Rewrite only the lines of the records starting at the beginning and ending at the line that contains "- callout-20: 20: [560, 57, 576, 73]", with "bounding box" replaced by "enclosing box" and everything else left unchanged.

____ Dataset records

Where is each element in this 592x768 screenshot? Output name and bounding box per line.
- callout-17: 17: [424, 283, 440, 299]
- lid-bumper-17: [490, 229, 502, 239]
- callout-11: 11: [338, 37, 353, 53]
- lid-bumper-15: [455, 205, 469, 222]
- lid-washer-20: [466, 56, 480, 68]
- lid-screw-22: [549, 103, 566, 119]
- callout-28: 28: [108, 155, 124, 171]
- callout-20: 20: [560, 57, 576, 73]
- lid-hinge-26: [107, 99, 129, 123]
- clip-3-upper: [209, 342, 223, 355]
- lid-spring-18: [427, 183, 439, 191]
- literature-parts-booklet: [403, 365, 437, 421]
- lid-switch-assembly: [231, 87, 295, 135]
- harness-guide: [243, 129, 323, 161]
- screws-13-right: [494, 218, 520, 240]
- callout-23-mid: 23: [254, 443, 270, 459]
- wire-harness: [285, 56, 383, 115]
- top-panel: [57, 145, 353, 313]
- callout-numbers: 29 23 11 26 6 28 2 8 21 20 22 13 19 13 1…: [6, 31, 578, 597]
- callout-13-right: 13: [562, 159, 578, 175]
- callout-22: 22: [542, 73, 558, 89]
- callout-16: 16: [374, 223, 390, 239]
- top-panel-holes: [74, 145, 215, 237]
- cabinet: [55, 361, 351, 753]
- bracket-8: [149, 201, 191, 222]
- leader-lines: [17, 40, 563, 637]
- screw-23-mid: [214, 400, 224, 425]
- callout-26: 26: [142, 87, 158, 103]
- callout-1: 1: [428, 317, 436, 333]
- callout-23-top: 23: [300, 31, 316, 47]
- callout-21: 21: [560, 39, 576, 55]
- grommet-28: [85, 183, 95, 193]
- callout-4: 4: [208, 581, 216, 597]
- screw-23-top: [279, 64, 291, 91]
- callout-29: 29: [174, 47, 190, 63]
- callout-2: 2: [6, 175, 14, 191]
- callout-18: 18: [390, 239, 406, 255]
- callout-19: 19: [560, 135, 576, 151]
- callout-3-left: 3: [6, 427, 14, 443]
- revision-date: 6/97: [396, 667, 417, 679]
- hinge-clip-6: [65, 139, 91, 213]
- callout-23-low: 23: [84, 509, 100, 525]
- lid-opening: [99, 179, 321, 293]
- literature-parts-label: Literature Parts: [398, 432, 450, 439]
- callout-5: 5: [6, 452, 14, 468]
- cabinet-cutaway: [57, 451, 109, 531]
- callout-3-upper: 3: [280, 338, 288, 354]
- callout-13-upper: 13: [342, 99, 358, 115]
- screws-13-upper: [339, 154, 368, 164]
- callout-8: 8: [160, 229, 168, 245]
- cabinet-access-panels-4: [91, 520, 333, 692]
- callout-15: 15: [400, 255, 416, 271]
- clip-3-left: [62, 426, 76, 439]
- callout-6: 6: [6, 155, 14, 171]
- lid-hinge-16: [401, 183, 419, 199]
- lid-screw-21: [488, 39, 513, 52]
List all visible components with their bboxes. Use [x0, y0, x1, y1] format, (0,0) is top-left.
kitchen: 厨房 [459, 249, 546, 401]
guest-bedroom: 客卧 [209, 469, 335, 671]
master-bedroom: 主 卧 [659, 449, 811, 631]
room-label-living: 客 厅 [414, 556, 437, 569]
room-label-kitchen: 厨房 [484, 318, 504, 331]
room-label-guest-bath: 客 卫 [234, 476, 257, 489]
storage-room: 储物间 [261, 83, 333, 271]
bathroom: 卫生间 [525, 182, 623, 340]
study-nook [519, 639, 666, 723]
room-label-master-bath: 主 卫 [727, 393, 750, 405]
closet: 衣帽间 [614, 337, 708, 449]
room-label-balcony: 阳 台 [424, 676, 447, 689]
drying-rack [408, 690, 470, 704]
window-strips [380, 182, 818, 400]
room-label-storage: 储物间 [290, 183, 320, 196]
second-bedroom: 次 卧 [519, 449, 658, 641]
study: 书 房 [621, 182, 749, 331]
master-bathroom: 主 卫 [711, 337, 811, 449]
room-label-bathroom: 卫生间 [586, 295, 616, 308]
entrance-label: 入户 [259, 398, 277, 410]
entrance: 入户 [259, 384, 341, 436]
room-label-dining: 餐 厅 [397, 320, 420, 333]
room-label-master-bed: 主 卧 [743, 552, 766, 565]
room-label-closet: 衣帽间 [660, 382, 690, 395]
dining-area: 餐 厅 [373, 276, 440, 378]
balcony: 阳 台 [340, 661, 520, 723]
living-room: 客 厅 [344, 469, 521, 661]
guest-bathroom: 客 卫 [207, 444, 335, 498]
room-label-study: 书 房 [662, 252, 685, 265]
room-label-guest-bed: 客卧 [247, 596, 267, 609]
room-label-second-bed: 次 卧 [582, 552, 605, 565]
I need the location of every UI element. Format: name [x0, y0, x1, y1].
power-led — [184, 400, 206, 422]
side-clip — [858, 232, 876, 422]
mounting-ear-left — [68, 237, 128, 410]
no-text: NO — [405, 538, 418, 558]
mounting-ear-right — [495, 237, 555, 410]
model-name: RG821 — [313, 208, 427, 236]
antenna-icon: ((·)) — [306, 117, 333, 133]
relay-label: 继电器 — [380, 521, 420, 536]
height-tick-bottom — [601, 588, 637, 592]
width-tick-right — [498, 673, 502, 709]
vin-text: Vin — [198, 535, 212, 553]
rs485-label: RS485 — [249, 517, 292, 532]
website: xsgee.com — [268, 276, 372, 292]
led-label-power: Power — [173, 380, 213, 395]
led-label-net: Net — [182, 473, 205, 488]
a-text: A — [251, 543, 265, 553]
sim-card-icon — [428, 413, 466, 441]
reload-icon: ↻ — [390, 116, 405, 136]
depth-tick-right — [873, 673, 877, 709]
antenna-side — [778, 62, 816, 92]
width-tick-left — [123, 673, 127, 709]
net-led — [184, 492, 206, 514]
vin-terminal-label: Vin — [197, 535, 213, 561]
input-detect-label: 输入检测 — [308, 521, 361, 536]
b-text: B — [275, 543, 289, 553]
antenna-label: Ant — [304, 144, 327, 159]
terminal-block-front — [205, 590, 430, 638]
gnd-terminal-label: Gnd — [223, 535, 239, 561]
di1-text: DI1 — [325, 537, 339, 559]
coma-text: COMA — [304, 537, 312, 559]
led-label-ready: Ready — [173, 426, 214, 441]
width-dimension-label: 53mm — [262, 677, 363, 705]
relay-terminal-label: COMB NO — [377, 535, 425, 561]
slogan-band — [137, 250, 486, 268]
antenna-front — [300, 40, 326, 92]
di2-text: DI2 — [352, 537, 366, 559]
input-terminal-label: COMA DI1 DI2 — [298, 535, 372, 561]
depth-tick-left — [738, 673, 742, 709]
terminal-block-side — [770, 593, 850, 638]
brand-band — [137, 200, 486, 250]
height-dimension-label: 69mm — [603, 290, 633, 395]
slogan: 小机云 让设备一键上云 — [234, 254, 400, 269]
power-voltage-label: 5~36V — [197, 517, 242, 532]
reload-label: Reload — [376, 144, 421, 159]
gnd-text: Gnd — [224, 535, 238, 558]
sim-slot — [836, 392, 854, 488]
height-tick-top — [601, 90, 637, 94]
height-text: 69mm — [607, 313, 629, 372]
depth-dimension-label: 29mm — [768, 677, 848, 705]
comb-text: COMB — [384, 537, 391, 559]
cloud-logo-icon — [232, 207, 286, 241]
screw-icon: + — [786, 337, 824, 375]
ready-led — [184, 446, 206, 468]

________

● **Finished exercise**
Where is each element in this 592x768 screenshot? Output name and enclosing box per line.
- callout-17: 17: [424, 283, 440, 299]
- lid-bumper-17: [490, 229, 502, 239]
- callout-11: 11: [338, 37, 353, 53]
- lid-bumper-15: [455, 205, 469, 222]
- lid-washer-20: [466, 56, 480, 68]
- lid-screw-22: [549, 103, 566, 119]
- callout-28: 28: [108, 155, 124, 171]
- callout-20: 20: [560, 57, 576, 73]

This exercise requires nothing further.